╭─ Records for processing
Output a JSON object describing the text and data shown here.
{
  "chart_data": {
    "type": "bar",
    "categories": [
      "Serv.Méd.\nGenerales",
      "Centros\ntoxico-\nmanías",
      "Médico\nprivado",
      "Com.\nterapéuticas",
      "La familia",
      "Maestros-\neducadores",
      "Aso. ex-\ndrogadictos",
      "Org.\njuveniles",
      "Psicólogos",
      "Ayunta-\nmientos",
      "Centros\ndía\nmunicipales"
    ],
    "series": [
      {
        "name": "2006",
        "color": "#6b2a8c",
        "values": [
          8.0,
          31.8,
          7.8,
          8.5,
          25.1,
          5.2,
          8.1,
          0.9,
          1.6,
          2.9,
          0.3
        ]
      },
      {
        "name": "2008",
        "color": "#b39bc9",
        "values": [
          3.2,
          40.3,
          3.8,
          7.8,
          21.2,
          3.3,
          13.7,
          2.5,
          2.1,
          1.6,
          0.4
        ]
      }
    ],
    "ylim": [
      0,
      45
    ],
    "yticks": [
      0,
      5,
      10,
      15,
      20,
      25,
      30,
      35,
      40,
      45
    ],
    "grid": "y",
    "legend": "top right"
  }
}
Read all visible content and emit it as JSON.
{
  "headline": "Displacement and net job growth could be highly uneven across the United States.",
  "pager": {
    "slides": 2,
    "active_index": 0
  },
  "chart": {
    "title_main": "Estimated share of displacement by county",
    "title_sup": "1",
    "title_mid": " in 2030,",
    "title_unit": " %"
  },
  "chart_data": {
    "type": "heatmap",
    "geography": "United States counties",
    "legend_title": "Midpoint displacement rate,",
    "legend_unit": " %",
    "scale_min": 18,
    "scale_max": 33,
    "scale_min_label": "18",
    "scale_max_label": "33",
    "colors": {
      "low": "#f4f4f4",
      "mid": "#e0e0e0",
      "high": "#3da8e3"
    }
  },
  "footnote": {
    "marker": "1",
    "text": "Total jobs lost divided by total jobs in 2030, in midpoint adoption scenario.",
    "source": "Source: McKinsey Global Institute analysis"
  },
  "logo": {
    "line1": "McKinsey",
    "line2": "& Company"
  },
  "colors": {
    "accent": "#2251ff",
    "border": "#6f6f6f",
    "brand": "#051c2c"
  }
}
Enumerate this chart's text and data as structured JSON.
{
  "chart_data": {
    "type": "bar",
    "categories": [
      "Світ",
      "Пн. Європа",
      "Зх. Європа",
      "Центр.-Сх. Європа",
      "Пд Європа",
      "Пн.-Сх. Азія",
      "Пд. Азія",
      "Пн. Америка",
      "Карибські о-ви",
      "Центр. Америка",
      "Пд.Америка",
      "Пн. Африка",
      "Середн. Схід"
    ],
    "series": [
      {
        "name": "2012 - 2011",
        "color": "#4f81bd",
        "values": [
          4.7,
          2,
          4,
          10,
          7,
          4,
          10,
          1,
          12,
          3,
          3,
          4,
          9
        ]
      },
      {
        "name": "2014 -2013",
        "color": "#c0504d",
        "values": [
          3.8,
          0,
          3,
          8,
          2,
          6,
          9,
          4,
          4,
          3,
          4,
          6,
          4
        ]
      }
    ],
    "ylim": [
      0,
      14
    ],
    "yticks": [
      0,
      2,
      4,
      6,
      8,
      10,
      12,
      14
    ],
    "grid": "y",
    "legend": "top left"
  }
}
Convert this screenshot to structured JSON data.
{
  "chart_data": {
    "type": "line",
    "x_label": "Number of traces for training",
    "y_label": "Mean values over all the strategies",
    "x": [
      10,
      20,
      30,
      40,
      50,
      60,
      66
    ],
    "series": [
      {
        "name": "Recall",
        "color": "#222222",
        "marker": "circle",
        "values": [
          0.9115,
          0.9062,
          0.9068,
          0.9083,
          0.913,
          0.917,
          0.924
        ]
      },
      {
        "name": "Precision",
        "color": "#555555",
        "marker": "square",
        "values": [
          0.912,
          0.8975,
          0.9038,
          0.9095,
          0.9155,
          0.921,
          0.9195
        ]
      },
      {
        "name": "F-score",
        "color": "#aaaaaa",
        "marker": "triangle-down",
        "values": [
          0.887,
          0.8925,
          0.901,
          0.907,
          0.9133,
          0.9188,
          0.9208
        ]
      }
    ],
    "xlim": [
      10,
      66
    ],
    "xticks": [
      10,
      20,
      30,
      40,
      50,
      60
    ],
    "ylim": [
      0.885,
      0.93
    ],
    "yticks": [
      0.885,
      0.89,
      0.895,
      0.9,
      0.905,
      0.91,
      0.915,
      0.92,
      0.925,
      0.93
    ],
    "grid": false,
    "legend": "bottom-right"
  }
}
╰─
**Problem**. Transcribe the data. Leave every line exactly as it is.

**Complete answer**.
Output a JSON object describing the text and data shown here.
{
  "chart_data": {
    "type": "bar",
    "categories": [
      "Serv.Méd.\nGenerales",
      "Centros\ntoxico-\nmanías",
      "Médico\nprivado",
      "Com.\nterapéuticas",
      "La familia",
      "Maestros-\neducadores",
      "Aso. ex-\ndrogadictos",
      "Org.\njuveniles",
      "Psicólogos",
      "Ayunta-\nmientos",
      "Centros\ndía\nmunicipales"
    ],
    "series": [
      {
        "name": "2006",
        "color": "#6b2a8c",
        "values": [
          8.0,
          31.8,
          7.8,
          8.5,
          25.1,
          5.2,
          8.1,
          0.9,
          1.6,
          2.9,
          0.3
        ]
      },
      {
        "name": "2008",
        "color": "#b39bc9",
        "values": [
          3.2,
          40.3,
          3.8,
          7.8,
          21.2,
          3.3,
          13.7,
          2.5,
          2.1,
          1.6,
          0.4
        ]
      }
    ],
    "ylim": [
      0,
      45
    ],
    "yticks": [
      0,
      5,
      10,
      15,
      20,
      25,
      30,
      35,
      40,
      45
    ],
    "grid": "y",
    "legend": "top right"
  }
}
Read all visible content and emit it as JSON.
{
  "headline": "Displacement and net job growth could be highly uneven across the United States.",
  "pager": {
    "slides": 2,
    "active_index": 0
  },
  "chart": {
    "title_main": "Estimated share of displacement by county",
    "title_sup": "1",
    "title_mid": " in 2030,",
    "title_unit": " %"
  },
  "chart_data": {
    "type": "heatmap",
    "geography": "United States counties",
    "legend_title": "Midpoint displacement rate,",
    "legend_unit": " %",
    "scale_min": 18,
    "scale_max": 33,
    "scale_min_label": "18",
    "scale_max_label": "33",
    "colors": {
      "low": "#f4f4f4",
      "mid": "#e0e0e0",
      "high": "#3da8e3"
    }
  },
  "footnote": {
    "marker": "1",
    "text": "Total jobs lost divided by total jobs in 2030, in midpoint adoption scenario.",
    "source": "Source: McKinsey Global Institute analysis"
  },
  "logo": {
    "line1": "McKinsey",
    "line2": "& Company"
  },
  "colors": {
    "accent": "#2251ff",
    "border": "#6f6f6f",
    "brand": "#051c2c"
  }
}
Enumerate this chart's text and data as structured JSON.
{
  "chart_data": {
    "type": "bar",
    "categories": [
      "Світ",
      "Пн. Європа",
      "Зх. Європа",
      "Центр.-Сх. Європа",
      "Пд Європа",
      "Пн.-Сх. Азія",
      "Пд. Азія",
      "Пн. Америка",
      "Карибські о-ви",
      "Центр. Америка",
      "Пд.Америка",
      "Пн. Африка",
      "Середн. Схід"
    ],
    "series": [
      {
        "name": "2012 - 2011",
        "color": "#4f81bd",
        "values": [
          4.7,
          2,
          4,
          10,
          7,
          4,
          10,
          1,
          12,
          3,
          3,
          4,
          9
        ]
      },
      {
        "name": "2014 -2013",
        "color": "#c0504d",
        "values": [
          3.8,
          0,
          3,
          8,
          2,
          6,
          9,
          4,
          4,
          3,
          4,
          6,
          4
        ]
      }
    ],
    "ylim": [
      0,
      14
    ],
    "yticks": [
      0,
      2,
      4,
      6,
      8,
      10,
      12,
      14
    ],
    "grid": "y",
    "legend": "top left"
  }
}
Convert this screenshot to structured JSON data.
{
  "chart_data": {
    "type": "line",
    "x_label": "Number of traces for training",
    "y_label": "Mean values over all the strategies",
    "x": [
      10,
      20,
      30,
      40,
      50,
      60,
      66
    ],
    "series": [
      {
        "name": "Recall",
        "color": "#222222",
        "marker": "circle",
        "values": [
          0.9115,
          0.9062,
          0.9068,
          0.9083,
          0.913,
          0.917,
          0.924
        ]
      },
      {
        "name": "Precision",
        "color": "#555555",
        "marker": "square",
        "values": [
          0.912,
          0.8975,
          0.9038,
          0.9095,
          0.9155,
          0.921,
          0.9195
        ]
      },
      {
        "name": "F-score",
        "color": "#aaaaaa",
        "marker": "triangle-down",
        "values": [
          0.887,
          0.8925,
          0.901,
          0.907,
          0.9133,
          0.9188,
          0.9208
        ]
      }
    ],
    "xlim": [
      10,
      66
    ],
    "xticks": [
      10,
      20,
      30,
      40,
      50,
      60
    ],
    "ylim": [
      0.885,
      0.93
    ],
    "yticks": [
      0.885,
      0.89,
      0.895,
      0.9,
      0.905,
      0.91,
      0.915,
      0.92,
      0.925,
      0.93
    ],
    "grid": false,
    "legend": "bottom-right"
  }
}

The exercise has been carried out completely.